▶ **やるべきこと**
1. AirTagとロードバイクの盗難対策についての文章から、「iPhone専用のため、Androidからは利用できません。」という一文を英語に訳すこと。
2. AirTagとロードバイクの盗難対策についての文章を、最後の文の後から書き継ぐこと。

▶ **選んだ抜粋**
***

AirTagに関する疑問に回答
Apple社が2021年に紛失防止タグ「AirTag」をリリースして以降、AirTagをロードバイクの盗難対策として利用するためのアダプターが各社から販売されています。
また、AirTag機能を内蔵したデバイスなども販売され始めました。
そこで、最近、よく目にする
「ロードバイクの盗難防止にAirTagは使えるのか?」
「AlterLockとの違いは?」
という話題に対して、まとめてお答えしたいと思います。


1. AirTagとは?
Apple社が「紛失防止」を目的として開発したコイン型の製品で、iPhoneの「探す」機能から利用することができます。
バッグや財布、自宅の鍵などに取り付けることで、紛失した際に見つけ出すことをサポートします。
iPhone専用のため、Androidからは利用できません。
2. AirTagの仕組み
AirTagはBluetoothの電波を定期的に発信し、それを受信した付近にあるiPhoneの位置情報を利用して、自らの位置をクラウドに送信します。
位置情報や追跡というとGPSを想像しますが、AirTagはGPSモジュールを搭載していないため、単独では位置情報を特定したり、遠距離の通信ができません。
AirTagの電波が届く範囲は10m程度と言われているため、付近にiPhoneがあるときだけ位置情報を送信することができます。
3. AirTagはこんなときに役に立つ
やはり、AirTagが本領を発揮するのは、紛失防止です。
バッグや財布などであれば、紛失するのは店舗の中や人通りのある街中などで、警察署や遺失物センターに届くこともあるでしょう。
必ずと言っていいほど近くにはiPhoneを持った人がいるため、高い精度で発見することができると思います。
4. ロードバイクの盗難防止にAirTagは使える?
どんな製品にも100%はありません。
「使える」「使えない」のゼロイチで考えるのではなく、自身の利用シーンに合わせて対策を組み合わせ、リスクを減らす、という考え方が大切です。
ロードバイクの盗難リスクを減らす要素はいくつかあります。
- 自宅では室内保管
- 短時間でも鍵を掛ける
- ホイールとフレームを含めて地球ロックする
- すぐに駆け付けらえない場所に停めない
- 毎回同じ場所に停めない
- 取り外されやすいパーツは持ち歩く
- 防犯登録をする
これらに加えて、犯人をひるませるアラーム装置、盗難されてしまった場合に備えた追跡装置が有効です。
上記に挙げた盗難リスクを減らすための要素は、追跡装置以外は全て盗難を未然に防ぐための「盗難防止」に繋がります。
追跡装置は、あくまで盗難されてしまった後に発見できる可能性を高めるための「安心材料」です。
AirTagにはアラーム機能は無いため、盗難防止の効果は期待できないでしょう。
追跡については、人通りの多い街中であれば有効ですが、田舎だったり、持ち去られてしまったり、人目のつかない場所に放置された場合は、発見が困難になります。

***

▶ **データセットのレコード**

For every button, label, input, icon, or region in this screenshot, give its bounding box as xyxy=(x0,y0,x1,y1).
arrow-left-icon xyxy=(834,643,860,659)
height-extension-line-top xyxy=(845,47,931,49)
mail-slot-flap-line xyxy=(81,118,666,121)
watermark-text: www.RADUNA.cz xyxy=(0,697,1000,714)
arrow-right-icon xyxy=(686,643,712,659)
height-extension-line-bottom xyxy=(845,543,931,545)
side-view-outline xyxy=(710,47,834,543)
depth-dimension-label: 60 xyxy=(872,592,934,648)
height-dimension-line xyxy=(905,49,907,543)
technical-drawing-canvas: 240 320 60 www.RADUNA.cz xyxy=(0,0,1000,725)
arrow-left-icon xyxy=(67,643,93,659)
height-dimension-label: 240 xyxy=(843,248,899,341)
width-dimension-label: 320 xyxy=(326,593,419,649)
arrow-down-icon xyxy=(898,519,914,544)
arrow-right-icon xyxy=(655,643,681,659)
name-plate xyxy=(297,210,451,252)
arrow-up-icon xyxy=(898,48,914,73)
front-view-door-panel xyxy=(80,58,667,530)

***

▶ **解いた課題**
1. Because it is exclusively for iPhone, it cannot be used from Android.

2.
盗難対策の基本については、以下の記事にまとめていますので参考にしてみてください。

5. AirTagの位置情報に関する誤解
AirTagの有効性を検証するために、自身のiPhoneを所持した状態でAirTagの位置情報を確認しても意味がありません。
なぜなら、AirTagは自分のiPhoneとBluetoothで接続されており、自身のiPhoneの位置情報を元に位置を割り出しているからです。
では、Bluetoothをオフにしてしまえば良いかというと、それでも足りません。
iPhoneの位置情報サービスが有効である限り、Bluetoothの電波を定期的に受信して位置情報を割り出す仕組みになっています。
AirTag本来の追跡性能を確認するためには、自身のiPhoneを自宅に置いてくるか、プライバシー設定から位置情報を無効にする必要があります。
参考: iOS/iPadOS のプライバシーと位置情報サービスについて
6. AirTagで注意すべき点
AirTagにはストーカー行為を防止する機能が搭載されています。
所有者のiPhoneから離れた後で、動きを検知すると頻繁ではありませんが、存在を知らせるために音が鳴ります。
更に、一緒に移動するiPhoneに対しては、分かりやすい通知メッセージを表示します。
iPhoneを持っている犯人は、AirTagの存在に気付いてしまう可能性は高いです。
これは、AirTagの機能を備えた他の製品にも含まれる機能です。

また、AirTagは「紛失した後で探す」ことに特化しているため、盗難を検知した直後にスマートフォンに通知が届くこともありません。
7. AlterLockとの違い
AlterLockはロードバイクなどのスポーツ自転車の盗難対策に特化した製品です。
動きを検知した際には大音量のアラームで犯人を威嚇し、盗難を抑止します。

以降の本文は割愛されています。